## STATED TASK
Work through the data line by line, gathering every line that has the word "xlabel".

## THE RECORDS
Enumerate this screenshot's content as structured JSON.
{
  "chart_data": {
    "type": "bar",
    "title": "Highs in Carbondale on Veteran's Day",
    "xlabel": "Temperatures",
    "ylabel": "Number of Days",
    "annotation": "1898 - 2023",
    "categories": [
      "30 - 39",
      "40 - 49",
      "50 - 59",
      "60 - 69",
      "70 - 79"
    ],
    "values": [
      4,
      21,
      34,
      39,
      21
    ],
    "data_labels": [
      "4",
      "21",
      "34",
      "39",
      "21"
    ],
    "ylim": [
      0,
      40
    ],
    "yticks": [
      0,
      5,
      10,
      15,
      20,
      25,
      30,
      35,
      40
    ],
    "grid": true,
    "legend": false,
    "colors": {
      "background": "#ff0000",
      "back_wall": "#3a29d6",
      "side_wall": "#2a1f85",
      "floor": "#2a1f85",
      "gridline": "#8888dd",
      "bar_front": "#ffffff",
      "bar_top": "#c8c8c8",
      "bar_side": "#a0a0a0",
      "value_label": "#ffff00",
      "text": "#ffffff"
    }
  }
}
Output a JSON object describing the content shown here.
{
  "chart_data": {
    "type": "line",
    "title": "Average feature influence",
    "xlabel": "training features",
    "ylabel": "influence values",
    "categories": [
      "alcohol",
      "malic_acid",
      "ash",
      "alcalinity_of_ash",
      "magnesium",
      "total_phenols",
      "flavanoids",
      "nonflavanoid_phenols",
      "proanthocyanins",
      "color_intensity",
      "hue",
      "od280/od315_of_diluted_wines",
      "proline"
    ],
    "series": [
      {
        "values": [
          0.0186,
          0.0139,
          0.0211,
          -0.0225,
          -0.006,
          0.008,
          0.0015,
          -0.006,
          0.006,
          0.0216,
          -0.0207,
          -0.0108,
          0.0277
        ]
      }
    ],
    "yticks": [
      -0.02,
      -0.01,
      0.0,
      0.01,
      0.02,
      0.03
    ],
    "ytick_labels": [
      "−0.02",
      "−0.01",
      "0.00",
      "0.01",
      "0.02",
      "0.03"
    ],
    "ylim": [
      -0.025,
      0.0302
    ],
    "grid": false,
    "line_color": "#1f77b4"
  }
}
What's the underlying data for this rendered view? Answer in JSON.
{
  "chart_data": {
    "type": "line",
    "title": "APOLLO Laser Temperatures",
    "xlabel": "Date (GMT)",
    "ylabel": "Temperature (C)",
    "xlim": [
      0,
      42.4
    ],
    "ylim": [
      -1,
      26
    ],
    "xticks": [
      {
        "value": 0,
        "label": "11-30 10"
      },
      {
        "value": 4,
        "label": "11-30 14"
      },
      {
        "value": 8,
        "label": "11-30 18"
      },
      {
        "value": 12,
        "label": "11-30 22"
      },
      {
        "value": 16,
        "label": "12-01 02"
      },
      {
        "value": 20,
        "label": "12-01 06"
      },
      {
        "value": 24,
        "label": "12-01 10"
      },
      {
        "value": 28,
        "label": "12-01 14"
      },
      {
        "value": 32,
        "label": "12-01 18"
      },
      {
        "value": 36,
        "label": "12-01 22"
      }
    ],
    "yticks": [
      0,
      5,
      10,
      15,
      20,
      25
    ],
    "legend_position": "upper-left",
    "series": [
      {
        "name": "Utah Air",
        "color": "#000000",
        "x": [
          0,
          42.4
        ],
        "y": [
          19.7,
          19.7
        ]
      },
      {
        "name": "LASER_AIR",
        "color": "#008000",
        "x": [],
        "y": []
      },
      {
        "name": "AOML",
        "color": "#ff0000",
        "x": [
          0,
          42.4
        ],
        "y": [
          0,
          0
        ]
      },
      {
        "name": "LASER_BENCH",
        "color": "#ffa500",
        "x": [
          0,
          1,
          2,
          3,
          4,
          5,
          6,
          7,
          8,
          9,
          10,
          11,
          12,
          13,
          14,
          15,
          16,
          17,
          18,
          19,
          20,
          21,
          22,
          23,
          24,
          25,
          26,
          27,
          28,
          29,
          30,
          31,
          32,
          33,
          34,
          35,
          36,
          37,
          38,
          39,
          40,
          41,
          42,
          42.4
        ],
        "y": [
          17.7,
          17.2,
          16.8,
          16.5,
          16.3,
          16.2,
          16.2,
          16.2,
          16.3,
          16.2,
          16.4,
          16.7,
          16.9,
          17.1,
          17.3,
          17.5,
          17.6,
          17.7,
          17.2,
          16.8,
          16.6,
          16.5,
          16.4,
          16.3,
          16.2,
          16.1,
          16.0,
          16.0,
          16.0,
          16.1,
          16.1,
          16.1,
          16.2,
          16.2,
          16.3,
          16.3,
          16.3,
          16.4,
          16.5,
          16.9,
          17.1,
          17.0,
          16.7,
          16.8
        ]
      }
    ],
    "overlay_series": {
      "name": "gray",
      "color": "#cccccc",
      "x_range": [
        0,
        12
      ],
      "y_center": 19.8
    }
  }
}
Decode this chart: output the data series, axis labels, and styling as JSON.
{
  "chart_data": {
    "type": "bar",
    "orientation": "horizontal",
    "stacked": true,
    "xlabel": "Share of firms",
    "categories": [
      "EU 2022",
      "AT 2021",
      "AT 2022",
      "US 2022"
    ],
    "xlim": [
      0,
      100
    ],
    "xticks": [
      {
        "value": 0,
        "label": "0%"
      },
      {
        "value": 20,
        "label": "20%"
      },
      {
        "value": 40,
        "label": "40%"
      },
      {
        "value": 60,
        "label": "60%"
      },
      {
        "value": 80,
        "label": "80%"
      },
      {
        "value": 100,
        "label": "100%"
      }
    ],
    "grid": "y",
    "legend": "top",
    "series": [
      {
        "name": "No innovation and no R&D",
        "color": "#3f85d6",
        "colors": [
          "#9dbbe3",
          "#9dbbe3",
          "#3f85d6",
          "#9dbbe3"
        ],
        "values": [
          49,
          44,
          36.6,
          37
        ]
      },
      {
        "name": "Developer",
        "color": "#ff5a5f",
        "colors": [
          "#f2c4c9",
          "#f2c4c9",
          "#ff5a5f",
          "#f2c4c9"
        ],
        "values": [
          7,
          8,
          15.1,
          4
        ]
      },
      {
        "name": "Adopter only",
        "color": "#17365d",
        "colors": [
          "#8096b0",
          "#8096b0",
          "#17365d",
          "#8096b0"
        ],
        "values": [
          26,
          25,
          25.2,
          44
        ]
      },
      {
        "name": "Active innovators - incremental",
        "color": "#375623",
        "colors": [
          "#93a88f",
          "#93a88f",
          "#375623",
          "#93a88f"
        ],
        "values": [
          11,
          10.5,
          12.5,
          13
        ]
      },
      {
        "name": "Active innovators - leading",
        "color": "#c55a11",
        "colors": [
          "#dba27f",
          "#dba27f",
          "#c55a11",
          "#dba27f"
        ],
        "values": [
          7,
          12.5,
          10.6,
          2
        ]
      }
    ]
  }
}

## PROBLEM SOLUTION
    "xlabel": "Temperatures",
    "xlabel": "training features",
    "xlabel": "Date (GMT)",
    "xlabel": "Share of firms",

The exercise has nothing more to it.